Supplied material
=-=-=
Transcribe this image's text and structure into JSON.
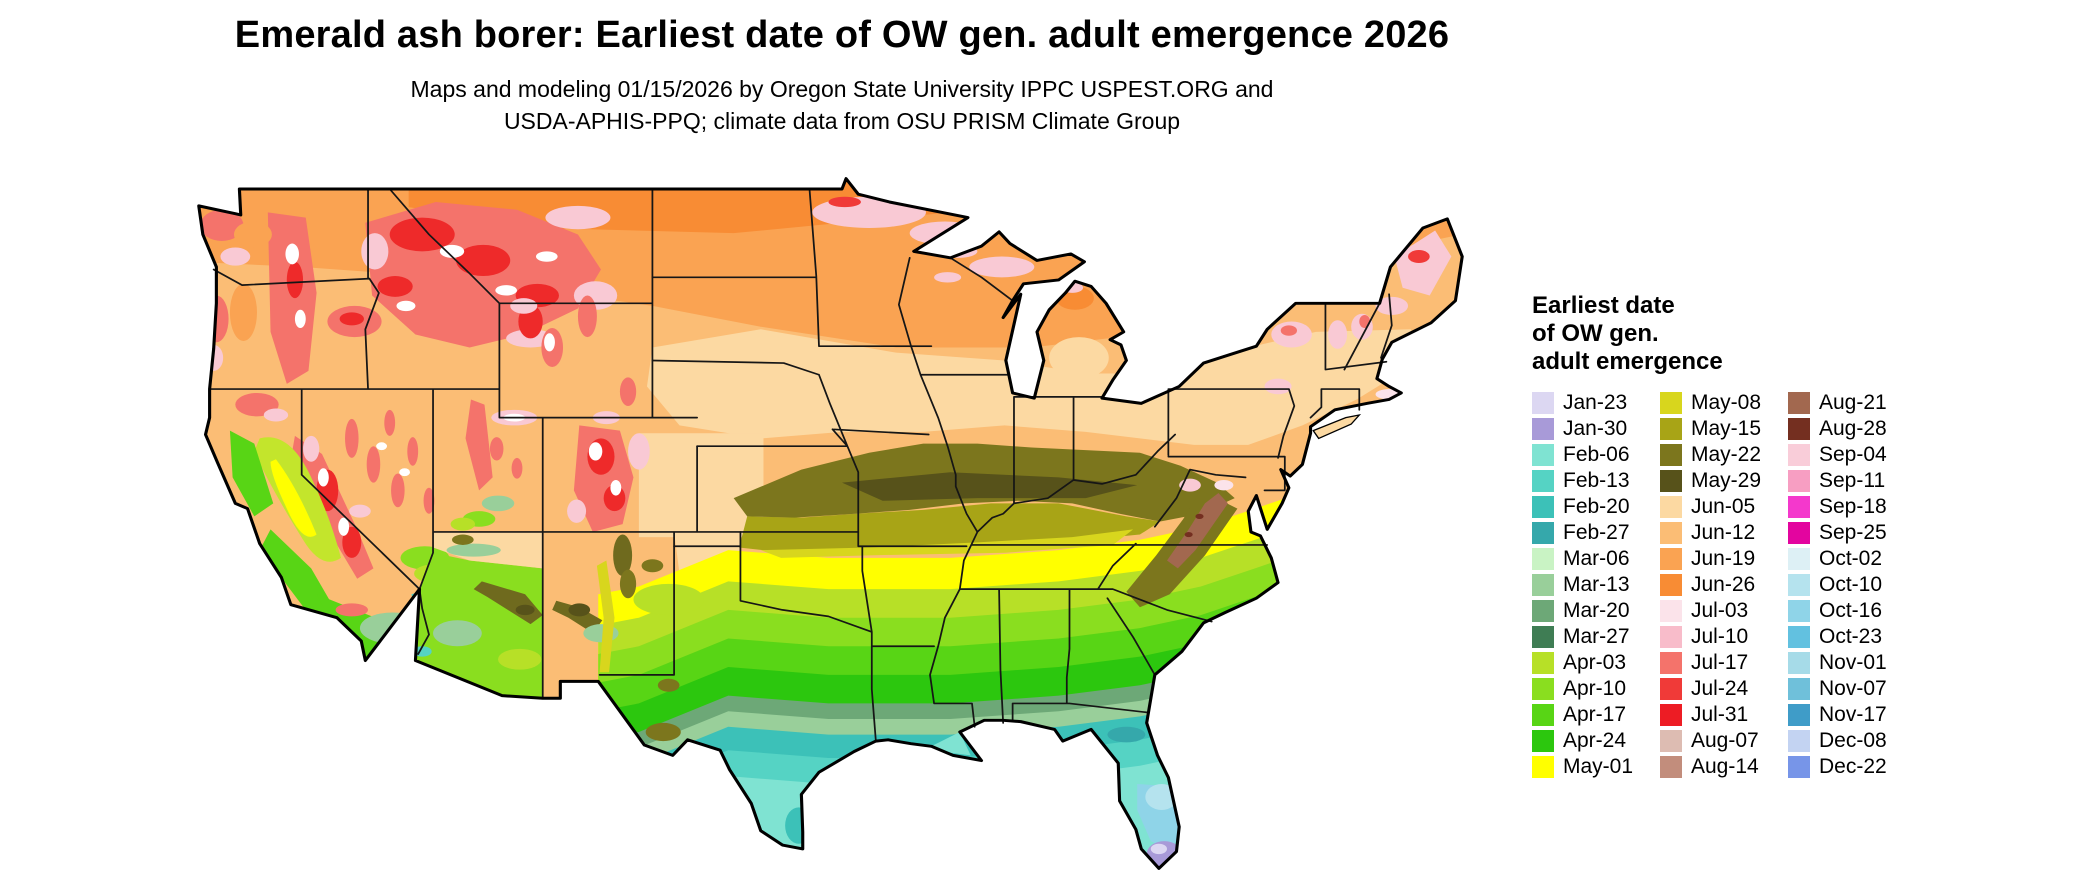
{
  "header": {
    "title": "Emerald ash borer: Earliest date of OW gen. adult emergence 2026",
    "subtitle_line1": "Maps and modeling 01/15/2026 by Oregon State University IPPC USPEST.ORG and",
    "subtitle_line2": "USDA-APHIS-PPQ; climate data from OSU PRISM Climate Group"
  },
  "legend": {
    "title_line1": "Earliest date",
    "title_line2": "of OW gen.",
    "title_line3": "adult emergence",
    "columns": [
      [
        {
          "label": "Jan-23",
          "color": "#dcd7f2"
        },
        {
          "label": "Jan-30",
          "color": "#a89ad8"
        },
        {
          "label": "Feb-06",
          "color": "#7fe3d2"
        },
        {
          "label": "Feb-13",
          "color": "#55d3c4"
        },
        {
          "label": "Feb-20",
          "color": "#3cc1b8"
        },
        {
          "label": "Feb-27",
          "color": "#35a8ab"
        },
        {
          "label": "Mar-06",
          "color": "#c9f3c4"
        },
        {
          "label": "Mar-13",
          "color": "#99cf9a"
        },
        {
          "label": "Mar-20",
          "color": "#6da877"
        },
        {
          "label": "Mar-27",
          "color": "#3f7d54"
        },
        {
          "label": "Apr-03",
          "color": "#b7e027"
        },
        {
          "label": "Apr-10",
          "color": "#8ade1f"
        },
        {
          "label": "Apr-17",
          "color": "#58d515"
        },
        {
          "label": "Apr-24",
          "color": "#2cc70e"
        },
        {
          "label": "May-01",
          "color": "#ffff00"
        }
      ],
      [
        {
          "label": "May-08",
          "color": "#d8d61d"
        },
        {
          "label": "May-15",
          "color": "#a8a416"
        },
        {
          "label": "May-22",
          "color": "#7c761d"
        },
        {
          "label": "May-29",
          "color": "#57521a"
        },
        {
          "label": "Jun-05",
          "color": "#fcd9a2"
        },
        {
          "label": "Jun-12",
          "color": "#fbbd75"
        },
        {
          "label": "Jun-19",
          "color": "#faa352"
        },
        {
          "label": "Jun-26",
          "color": "#f88c34"
        },
        {
          "label": "Jul-03",
          "color": "#fbe3ea"
        },
        {
          "label": "Jul-10",
          "color": "#f8bcca"
        },
        {
          "label": "Jul-17",
          "color": "#f4736b"
        },
        {
          "label": "Jul-24",
          "color": "#f03a38"
        },
        {
          "label": "Jul-31",
          "color": "#ed1c24"
        },
        {
          "label": "Aug-07",
          "color": "#ddbcb2"
        },
        {
          "label": "Aug-14",
          "color": "#c28d7c"
        }
      ],
      [
        {
          "label": "Aug-21",
          "color": "#a2684f"
        },
        {
          "label": "Aug-28",
          "color": "#742f20"
        },
        {
          "label": "Sep-04",
          "color": "#f9cdd9"
        },
        {
          "label": "Sep-11",
          "color": "#f79ec2"
        },
        {
          "label": "Sep-18",
          "color": "#f438cc"
        },
        {
          "label": "Sep-25",
          "color": "#e3059f"
        },
        {
          "label": "Oct-02",
          "color": "#ddf0f5"
        },
        {
          "label": "Oct-10",
          "color": "#b5e3ee"
        },
        {
          "label": "Oct-16",
          "color": "#8fd4e8"
        },
        {
          "label": "Oct-23",
          "color": "#62c1e0"
        },
        {
          "label": "Nov-01",
          "color": "#a6dbe8"
        },
        {
          "label": "Nov-07",
          "color": "#6fc0da"
        },
        {
          "label": "Nov-17",
          "color": "#3f9cc8"
        },
        {
          "label": "Dec-08",
          "color": "#c3d3f2"
        },
        {
          "label": "Dec-22",
          "color": "#7795e8"
        }
      ]
    ]
  },
  "chart_data": {
    "type": "choropleth_map",
    "region": "Continental United States",
    "title": "Emerald ash borer: Earliest date of OW gen. adult emergence 2026",
    "legend_title": "Earliest date of OW gen. adult emergence",
    "categories": [
      "Jan-23",
      "Jan-30",
      "Feb-06",
      "Feb-13",
      "Feb-20",
      "Feb-27",
      "Mar-06",
      "Mar-13",
      "Mar-20",
      "Mar-27",
      "Apr-03",
      "Apr-10",
      "Apr-17",
      "Apr-24",
      "May-01",
      "May-08",
      "May-15",
      "May-22",
      "May-29",
      "Jun-05",
      "Jun-12",
      "Jun-19",
      "Jun-26",
      "Jul-03",
      "Jul-10",
      "Jul-17",
      "Jul-24",
      "Jul-31",
      "Aug-07",
      "Aug-14",
      "Aug-21",
      "Aug-28",
      "Sep-04",
      "Sep-11",
      "Sep-18",
      "Sep-25",
      "Oct-02",
      "Oct-10",
      "Oct-16",
      "Oct-23",
      "Nov-01",
      "Nov-07",
      "Nov-17",
      "Dec-08",
      "Dec-22"
    ],
    "colors": [
      "#dcd7f2",
      "#a89ad8",
      "#7fe3d2",
      "#55d3c4",
      "#3cc1b8",
      "#35a8ab",
      "#c9f3c4",
      "#99cf9a",
      "#6da877",
      "#3f7d54",
      "#b7e027",
      "#8ade1f",
      "#58d515",
      "#2cc70e",
      "#ffff00",
      "#d8d61d",
      "#a8a416",
      "#7c761d",
      "#57521a",
      "#fcd9a2",
      "#fbbd75",
      "#faa352",
      "#f88c34",
      "#fbe3ea",
      "#f8bcca",
      "#f4736b",
      "#f03a38",
      "#ed1c24",
      "#ddbcb2",
      "#c28d7c",
      "#a2684f",
      "#742f20",
      "#f9cdd9",
      "#f79ec2",
      "#f438cc",
      "#e3059f",
      "#ddf0f5",
      "#b5e3ee",
      "#8fd4e8",
      "#62c1e0",
      "#a6dbe8",
      "#6fc0da",
      "#3f9cc8",
      "#c3d3f2",
      "#7795e8"
    ],
    "region_patterns": [
      {
        "area": "Gulf Coast, south Texas, north-central Florida",
        "value": "Feb-06 to Feb-27 (teal)"
      },
      {
        "area": "Southern tier: AR, LA, MS, AL, GA, SC, east TX",
        "value": "Apr-03 to Apr-24 (greens)"
      },
      {
        "area": "Mid-South: S MO, KY, TN, VA",
        "value": "May-01 to May-15 (yellow/olive)"
      },
      {
        "area": "Ohio Valley / Corn Belt: MO, IL, IN, OH, WV, KY",
        "value": "May-22 to May-29 (dark olive)"
      },
      {
        "area": "Northern Plains, Great Lakes, Northeast lowlands",
        "value": "Jun-05 to Jun-26 (orange/tan)"
      },
      {
        "area": "Rockies, Cascades, Sierra Nevada, N Minnesota, N New England",
        "value": "Jul-03 to Jul-31 (pink/red)"
      },
      {
        "area": "California Central Valley",
        "value": "Apr-03 to May-01 (chartreuse/yellow)"
      },
      {
        "area": "Appalachian high ridges",
        "value": "Aug-07 to Aug-28 (brown)"
      },
      {
        "area": "South Florida tip",
        "value": "Jan-30 purple with Oct light-blue patches"
      }
    ]
  }
}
=-=-=
Goal
Copy each line exactly, and leave the pictures out of your copy.

Solution for this task
Transcribe this image's text and structure into JSON.
{
  "header": {
    "title": "Emerald ash borer: Earliest date of OW gen. adult emergence 2026",
    "subtitle_line1": "Maps and modeling 01/15/2026 by Oregon State University IPPC USPEST.ORG and",
    "subtitle_line2": "USDA-APHIS-PPQ; climate data from OSU PRISM Climate Group"
  },
  "legend": {
    "title_line1": "Earliest date",
    "title_line2": "of OW gen.",
    "title_line3": "adult emergence",
    "columns": [
      [
        {
          "label": "Jan-23",
          "color": "#dcd7f2"
        },
        {
          "label": "Jan-30",
          "color": "#a89ad8"
        },
        {
          "label": "Feb-06",
          "color": "#7fe3d2"
        },
        {
          "label": "Feb-13",
          "color": "#55d3c4"
        },
        {
          "label": "Feb-20",
          "color": "#3cc1b8"
        },
        {
          "label": "Feb-27",
          "color": "#35a8ab"
        },
        {
          "label": "Mar-06",
          "color": "#c9f3c4"
        },
        {
          "label": "Mar-13",
          "color": "#99cf9a"
        },
        {
          "label": "Mar-20",
          "color": "#6da877"
        },
        {
          "label": "Mar-27",
          "color": "#3f7d54"
        },
        {
          "label": "Apr-03",
          "color": "#b7e027"
        },
        {
          "label": "Apr-10",
          "color": "#8ade1f"
        },
        {
          "label": "Apr-17",
          "color": "#58d515"
        },
        {
          "label": "Apr-24",
          "color": "#2cc70e"
        },
        {
          "label": "May-01",
          "color": "#ffff00"
        }
      ],
      [
        {
          "label": "May-08",
          "color": "#d8d61d"
        },
        {
          "label": "May-15",
          "color": "#a8a416"
        },
        {
          "label": "May-22",
          "color": "#7c761d"
        },
        {
          "label": "May-29",
          "color": "#57521a"
        },
        {
          "label": "Jun-05",
          "color": "#fcd9a2"
        },
        {
          "label": "Jun-12",
          "color": "#fbbd75"
        },
        {
          "label": "Jun-19",
          "color": "#faa352"
        },
        {
          "label": "Jun-26",
          "color": "#f88c34"
        },
        {
          "label": "Jul-03",
          "color": "#fbe3ea"
        },
        {
          "label": "Jul-10",
          "color": "#f8bcca"
        },
        {
          "label": "Jul-17",
          "color": "#f4736b"
        },
        {
          "label": "Jul-24",
          "color": "#f03a38"
        },
        {
          "label": "Jul-31",
          "color": "#ed1c24"
        },
        {
          "label": "Aug-07",
          "color": "#ddbcb2"
        },
        {
          "label": "Aug-14",
          "color": "#c28d7c"
        }
      ],
      [
        {
          "label": "Aug-21",
          "color": "#a2684f"
        },
        {
          "label": "Aug-28",
          "color": "#742f20"
        },
        {
          "label": "Sep-04",
          "color": "#f9cdd9"
        },
        {
          "label": "Sep-11",
          "color": "#f79ec2"
        },
        {
          "label": "Sep-18",
          "color": "#f438cc"
        },
        {
          "label": "Sep-25",
          "color": "#e3059f"
        },
        {
          "label": "Oct-02",
          "color": "#ddf0f5"
        },
        {
          "label": "Oct-10",
          "color": "#b5e3ee"
        },
        {
          "label": "Oct-16",
          "color": "#8fd4e8"
        },
        {
          "label": "Oct-23",
          "color": "#62c1e0"
        },
        {
          "label": "Nov-01",
          "color": "#a6dbe8"
        },
        {
          "label": "Nov-07",
          "color": "#6fc0da"
        },
        {
          "label": "Nov-17",
          "color": "#3f9cc8"
        },
        {
          "label": "Dec-08",
          "color": "#c3d3f2"
        },
        {
          "label": "Dec-22",
          "color": "#7795e8"
        }
      ]
    ]
  },
  "chart_data": {
    "type": "choropleth_map",
    "region": "Continental United States",
    "title": "Emerald ash borer: Earliest date of OW gen. adult emergence 2026",
    "legend_title": "Earliest date of OW gen. adult emergence",
    "categories": [
      "Jan-23",
      "Jan-30",
      "Feb-06",
      "Feb-13",
      "Feb-20",
      "Feb-27",
      "Mar-06",
      "Mar-13",
      "Mar-20",
      "Mar-27",
      "Apr-03",
      "Apr-10",
      "Apr-17",
      "Apr-24",
      "May-01",
      "May-08",
      "May-15",
      "May-22",
      "May-29",
      "Jun-05",
      "Jun-12",
      "Jun-19",
      "Jun-26",
      "Jul-03",
      "Jul-10",
      "Jul-17",
      "Jul-24",
      "Jul-31",
      "Aug-07",
      "Aug-14",
      "Aug-21",
      "Aug-28",
      "Sep-04",
      "Sep-11",
      "Sep-18",
      "Sep-25",
      "Oct-02",
      "Oct-10",
      "Oct-16",
      "Oct-23",
      "Nov-01",
      "Nov-07",
      "Nov-17",
      "Dec-08",
      "Dec-22"
    ],
    "colors": [
      "#dcd7f2",
      "#a89ad8",
      "#7fe3d2",
      "#55d3c4",
      "#3cc1b8",
      "#35a8ab",
      "#c9f3c4",
      "#99cf9a",
      "#6da877",
      "#3f7d54",
      "#b7e027",
      "#8ade1f",
      "#58d515",
      "#2cc70e",
      "#ffff00",
      "#d8d61d",
      "#a8a416",
      "#7c761d",
      "#57521a",
      "#fcd9a2",
      "#fbbd75",
      "#faa352",
      "#f88c34",
      "#fbe3ea",
      "#f8bcca",
      "#f4736b",
      "#f03a38",
      "#ed1c24",
      "#ddbcb2",
      "#c28d7c",
      "#a2684f",
      "#742f20",
      "#f9cdd9",
      "#f79ec2",
      "#f438cc",
      "#e3059f",
      "#ddf0f5",
      "#b5e3ee",
      "#8fd4e8",
      "#62c1e0",
      "#a6dbe8",
      "#6fc0da",
      "#3f9cc8",
      "#c3d3f2",
      "#7795e8"
    ],
    "region_patterns": [
      {
        "area": "Gulf Coast, south Texas, north-central Florida",
        "value": "Feb-06 to Feb-27 (teal)"
      },
      {
        "area": "Southern tier: AR, LA, MS, AL, GA, SC, east TX",
        "value": "Apr-03 to Apr-24 (greens)"
      },
      {
        "area": "Mid-South: S MO, KY, TN, VA",
        "value": "May-01 to May-15 (yellow/olive)"
      },
      {
        "area": "Ohio Valley / Corn Belt: MO, IL, IN, OH, WV, KY",
        "value": "May-22 to May-29 (dark olive)"
      },
      {
        "area": "Northern Plains, Great Lakes, Northeast lowlands",
        "value": "Jun-05 to Jun-26 (orange/tan)"
      },
      {
        "area": "Rockies, Cascades, Sierra Nevada, N Minnesota, N New England",
        "value": "Jul-03 to Jul-31 (pink/red)"
      },
      {
        "area": "California Central Valley",
        "value": "Apr-03 to May-01 (chartreuse/yellow)"
      },
      {
        "area": "Appalachian high ridges",
        "value": "Aug-07 to Aug-28 (brown)"
      },
      {
        "area": "South Florida tip",
        "value": "Jan-30 purple with Oct light-blue patches"
      }
    ]
  }
}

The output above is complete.